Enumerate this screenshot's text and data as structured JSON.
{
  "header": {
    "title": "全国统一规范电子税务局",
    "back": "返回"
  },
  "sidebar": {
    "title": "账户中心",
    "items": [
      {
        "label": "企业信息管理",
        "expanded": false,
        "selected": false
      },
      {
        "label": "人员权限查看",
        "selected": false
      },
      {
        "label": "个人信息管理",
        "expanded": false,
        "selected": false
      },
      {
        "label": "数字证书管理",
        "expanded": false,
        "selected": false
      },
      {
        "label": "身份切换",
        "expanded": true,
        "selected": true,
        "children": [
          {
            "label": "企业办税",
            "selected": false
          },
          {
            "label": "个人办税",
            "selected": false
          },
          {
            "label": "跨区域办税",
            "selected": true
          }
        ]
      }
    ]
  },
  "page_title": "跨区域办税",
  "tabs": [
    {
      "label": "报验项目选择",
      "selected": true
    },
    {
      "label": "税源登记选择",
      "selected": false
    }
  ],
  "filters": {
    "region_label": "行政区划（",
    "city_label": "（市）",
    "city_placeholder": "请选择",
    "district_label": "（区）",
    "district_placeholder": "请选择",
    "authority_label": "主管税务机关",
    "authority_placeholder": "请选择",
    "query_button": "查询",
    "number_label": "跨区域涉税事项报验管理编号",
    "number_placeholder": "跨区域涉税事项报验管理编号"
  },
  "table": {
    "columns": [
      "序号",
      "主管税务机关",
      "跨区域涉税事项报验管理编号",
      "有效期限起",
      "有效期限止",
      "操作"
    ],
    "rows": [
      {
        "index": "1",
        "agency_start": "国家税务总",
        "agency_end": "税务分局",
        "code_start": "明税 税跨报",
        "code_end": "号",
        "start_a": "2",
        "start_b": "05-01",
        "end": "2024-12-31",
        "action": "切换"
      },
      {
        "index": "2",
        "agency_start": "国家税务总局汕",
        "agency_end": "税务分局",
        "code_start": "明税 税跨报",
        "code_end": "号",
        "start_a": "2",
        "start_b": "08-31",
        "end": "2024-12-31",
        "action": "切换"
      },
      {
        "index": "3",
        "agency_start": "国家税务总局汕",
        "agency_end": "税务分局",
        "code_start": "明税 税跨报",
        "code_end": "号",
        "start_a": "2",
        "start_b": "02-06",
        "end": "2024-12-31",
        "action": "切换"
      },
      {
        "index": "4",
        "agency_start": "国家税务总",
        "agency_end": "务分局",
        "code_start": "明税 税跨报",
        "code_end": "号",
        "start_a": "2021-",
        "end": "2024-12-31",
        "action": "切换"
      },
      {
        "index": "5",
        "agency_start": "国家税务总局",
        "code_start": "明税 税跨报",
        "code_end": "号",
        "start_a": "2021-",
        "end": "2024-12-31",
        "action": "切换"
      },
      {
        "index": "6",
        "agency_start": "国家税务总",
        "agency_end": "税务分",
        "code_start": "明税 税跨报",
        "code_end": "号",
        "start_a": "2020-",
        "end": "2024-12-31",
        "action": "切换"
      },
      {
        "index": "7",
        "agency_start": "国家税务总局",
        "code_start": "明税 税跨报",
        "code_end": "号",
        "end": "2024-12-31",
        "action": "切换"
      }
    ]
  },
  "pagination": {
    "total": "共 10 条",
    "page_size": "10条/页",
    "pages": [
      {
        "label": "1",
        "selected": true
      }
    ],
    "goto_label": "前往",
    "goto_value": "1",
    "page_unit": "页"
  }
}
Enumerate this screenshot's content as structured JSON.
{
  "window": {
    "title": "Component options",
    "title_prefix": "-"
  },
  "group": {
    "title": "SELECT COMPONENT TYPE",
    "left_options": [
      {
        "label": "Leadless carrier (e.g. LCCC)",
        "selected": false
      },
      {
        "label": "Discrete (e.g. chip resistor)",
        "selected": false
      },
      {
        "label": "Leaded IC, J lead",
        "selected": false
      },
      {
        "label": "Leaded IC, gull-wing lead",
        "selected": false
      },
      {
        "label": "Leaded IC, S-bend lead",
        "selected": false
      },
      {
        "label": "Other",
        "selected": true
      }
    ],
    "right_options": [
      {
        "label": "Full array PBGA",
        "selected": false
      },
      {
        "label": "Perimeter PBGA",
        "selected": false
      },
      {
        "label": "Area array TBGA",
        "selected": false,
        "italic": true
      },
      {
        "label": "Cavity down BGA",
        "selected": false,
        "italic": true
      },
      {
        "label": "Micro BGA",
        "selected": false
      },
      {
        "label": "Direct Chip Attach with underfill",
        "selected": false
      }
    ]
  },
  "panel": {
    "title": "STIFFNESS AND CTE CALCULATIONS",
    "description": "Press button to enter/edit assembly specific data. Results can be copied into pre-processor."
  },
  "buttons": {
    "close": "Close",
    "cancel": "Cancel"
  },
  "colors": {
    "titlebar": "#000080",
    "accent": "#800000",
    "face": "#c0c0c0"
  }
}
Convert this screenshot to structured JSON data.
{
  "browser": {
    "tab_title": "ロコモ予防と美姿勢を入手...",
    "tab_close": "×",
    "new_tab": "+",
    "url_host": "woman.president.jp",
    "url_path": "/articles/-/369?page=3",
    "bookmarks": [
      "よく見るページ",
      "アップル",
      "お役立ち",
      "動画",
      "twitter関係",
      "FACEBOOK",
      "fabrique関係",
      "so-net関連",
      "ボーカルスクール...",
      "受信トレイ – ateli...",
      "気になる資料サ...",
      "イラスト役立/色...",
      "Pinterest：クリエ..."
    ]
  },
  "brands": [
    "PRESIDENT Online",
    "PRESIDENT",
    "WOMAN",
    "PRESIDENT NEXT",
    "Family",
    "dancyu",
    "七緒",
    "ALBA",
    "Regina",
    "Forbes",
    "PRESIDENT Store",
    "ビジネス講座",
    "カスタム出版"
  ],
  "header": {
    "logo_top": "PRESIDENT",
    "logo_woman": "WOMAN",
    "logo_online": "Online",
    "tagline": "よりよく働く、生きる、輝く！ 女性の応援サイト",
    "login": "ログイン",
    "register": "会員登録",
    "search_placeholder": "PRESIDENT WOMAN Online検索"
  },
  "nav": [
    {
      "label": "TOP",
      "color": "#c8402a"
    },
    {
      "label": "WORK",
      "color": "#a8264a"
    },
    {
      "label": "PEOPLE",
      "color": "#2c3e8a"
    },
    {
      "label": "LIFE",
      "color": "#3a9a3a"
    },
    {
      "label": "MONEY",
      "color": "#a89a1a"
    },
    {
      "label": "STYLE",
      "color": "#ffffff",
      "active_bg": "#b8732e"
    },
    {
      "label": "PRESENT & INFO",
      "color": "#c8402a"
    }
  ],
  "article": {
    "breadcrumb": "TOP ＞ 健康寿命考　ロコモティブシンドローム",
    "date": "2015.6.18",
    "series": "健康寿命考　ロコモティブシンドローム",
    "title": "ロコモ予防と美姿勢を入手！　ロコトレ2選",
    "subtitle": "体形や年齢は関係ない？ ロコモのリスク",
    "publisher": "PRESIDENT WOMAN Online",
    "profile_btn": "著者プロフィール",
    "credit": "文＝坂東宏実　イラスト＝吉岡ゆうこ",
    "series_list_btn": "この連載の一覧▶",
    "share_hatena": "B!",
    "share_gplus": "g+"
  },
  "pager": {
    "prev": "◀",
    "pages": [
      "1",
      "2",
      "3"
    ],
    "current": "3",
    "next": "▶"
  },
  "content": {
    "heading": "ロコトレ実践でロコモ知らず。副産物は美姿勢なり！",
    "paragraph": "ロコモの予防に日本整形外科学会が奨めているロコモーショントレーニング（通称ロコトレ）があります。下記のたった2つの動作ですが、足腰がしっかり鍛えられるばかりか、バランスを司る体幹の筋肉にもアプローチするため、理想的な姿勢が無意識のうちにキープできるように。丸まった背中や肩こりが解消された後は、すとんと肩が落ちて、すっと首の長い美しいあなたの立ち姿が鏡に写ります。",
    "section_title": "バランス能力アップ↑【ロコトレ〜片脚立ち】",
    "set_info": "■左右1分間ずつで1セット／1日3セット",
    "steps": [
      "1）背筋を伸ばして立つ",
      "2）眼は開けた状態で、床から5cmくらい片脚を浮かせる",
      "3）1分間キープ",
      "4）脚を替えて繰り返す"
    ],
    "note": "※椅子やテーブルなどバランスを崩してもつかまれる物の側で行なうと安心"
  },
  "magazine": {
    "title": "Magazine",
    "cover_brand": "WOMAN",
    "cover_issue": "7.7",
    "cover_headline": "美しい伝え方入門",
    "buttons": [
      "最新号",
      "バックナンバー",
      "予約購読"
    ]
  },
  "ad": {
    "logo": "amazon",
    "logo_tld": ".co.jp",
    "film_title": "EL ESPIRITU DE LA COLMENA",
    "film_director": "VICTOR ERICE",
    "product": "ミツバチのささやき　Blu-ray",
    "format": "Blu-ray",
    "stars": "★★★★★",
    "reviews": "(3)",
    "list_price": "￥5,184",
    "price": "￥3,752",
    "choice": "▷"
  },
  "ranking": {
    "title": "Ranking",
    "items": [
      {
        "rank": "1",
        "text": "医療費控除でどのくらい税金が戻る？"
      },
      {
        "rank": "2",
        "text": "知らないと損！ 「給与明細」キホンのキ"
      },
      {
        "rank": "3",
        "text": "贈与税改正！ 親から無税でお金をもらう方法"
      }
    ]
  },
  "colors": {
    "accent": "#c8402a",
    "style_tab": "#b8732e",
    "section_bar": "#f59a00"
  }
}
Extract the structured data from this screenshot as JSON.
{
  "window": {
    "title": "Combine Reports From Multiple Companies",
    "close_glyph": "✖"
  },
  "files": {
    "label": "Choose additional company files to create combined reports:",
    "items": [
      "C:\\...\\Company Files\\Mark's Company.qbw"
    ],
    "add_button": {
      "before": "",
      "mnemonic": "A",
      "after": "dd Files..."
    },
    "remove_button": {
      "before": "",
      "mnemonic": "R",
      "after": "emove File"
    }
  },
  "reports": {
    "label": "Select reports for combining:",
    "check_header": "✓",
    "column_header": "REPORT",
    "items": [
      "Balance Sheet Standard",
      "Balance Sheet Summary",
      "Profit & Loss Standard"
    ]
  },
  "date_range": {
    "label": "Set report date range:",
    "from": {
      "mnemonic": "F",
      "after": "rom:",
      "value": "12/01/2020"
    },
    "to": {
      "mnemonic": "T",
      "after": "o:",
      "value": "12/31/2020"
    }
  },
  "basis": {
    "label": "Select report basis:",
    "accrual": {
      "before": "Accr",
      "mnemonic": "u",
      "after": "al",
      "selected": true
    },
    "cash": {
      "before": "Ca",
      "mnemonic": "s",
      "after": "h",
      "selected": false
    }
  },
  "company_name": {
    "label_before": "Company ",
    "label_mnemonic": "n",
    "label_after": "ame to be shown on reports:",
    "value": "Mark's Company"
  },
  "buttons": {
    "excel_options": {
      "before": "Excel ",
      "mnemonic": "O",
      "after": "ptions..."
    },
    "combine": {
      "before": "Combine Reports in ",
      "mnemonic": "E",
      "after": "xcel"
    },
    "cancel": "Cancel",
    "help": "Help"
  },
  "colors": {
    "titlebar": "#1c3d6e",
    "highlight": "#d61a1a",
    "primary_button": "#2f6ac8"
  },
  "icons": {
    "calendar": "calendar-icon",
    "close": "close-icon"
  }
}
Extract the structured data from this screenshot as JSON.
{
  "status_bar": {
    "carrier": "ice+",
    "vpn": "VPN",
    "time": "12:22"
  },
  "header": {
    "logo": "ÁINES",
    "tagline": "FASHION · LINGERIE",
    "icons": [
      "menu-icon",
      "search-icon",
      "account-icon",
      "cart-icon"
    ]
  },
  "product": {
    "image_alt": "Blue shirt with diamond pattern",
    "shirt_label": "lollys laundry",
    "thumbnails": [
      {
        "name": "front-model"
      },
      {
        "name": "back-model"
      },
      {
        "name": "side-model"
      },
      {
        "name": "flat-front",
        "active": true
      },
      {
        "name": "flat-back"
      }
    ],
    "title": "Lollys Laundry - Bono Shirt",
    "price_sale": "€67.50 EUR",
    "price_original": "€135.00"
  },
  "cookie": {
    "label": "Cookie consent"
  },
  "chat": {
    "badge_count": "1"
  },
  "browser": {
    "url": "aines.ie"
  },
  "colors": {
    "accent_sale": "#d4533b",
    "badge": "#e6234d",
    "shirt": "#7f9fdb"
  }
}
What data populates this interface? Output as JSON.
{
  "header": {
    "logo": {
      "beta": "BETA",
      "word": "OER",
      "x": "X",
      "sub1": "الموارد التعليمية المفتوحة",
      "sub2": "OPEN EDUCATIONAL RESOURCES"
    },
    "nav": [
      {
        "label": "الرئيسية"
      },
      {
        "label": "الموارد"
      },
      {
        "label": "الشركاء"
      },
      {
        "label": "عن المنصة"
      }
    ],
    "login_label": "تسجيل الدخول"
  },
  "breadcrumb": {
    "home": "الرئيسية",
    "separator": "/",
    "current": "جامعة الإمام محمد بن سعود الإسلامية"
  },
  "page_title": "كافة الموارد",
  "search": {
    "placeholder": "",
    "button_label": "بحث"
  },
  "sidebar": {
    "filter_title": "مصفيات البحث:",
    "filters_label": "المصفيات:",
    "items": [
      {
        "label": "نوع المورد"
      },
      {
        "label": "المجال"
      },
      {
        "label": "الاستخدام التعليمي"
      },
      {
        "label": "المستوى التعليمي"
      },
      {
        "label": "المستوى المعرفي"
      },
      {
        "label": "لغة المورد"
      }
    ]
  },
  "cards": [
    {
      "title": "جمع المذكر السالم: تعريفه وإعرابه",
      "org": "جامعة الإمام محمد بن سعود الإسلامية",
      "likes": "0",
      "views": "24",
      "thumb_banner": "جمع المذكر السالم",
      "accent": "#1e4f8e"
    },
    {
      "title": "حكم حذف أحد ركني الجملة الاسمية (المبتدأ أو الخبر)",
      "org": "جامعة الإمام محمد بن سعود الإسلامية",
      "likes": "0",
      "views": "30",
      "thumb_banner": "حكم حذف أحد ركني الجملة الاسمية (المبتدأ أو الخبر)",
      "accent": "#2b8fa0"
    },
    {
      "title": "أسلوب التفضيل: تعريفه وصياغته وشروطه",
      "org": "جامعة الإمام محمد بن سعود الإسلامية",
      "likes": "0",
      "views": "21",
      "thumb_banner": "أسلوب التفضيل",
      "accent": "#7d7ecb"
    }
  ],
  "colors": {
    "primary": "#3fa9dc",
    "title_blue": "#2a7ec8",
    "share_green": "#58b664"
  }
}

◆ ◆ ◆ ◆

SHORT PROBLEM ▸ Extract, from the listing above, every line where the string "المذكر" occurs.

SOLUTION TO THIS EXERCISE ▸
      "title": "جمع المذكر السالم: تعريفه وإعرابه",
      "thumb_banner": "جمع المذكر السالم",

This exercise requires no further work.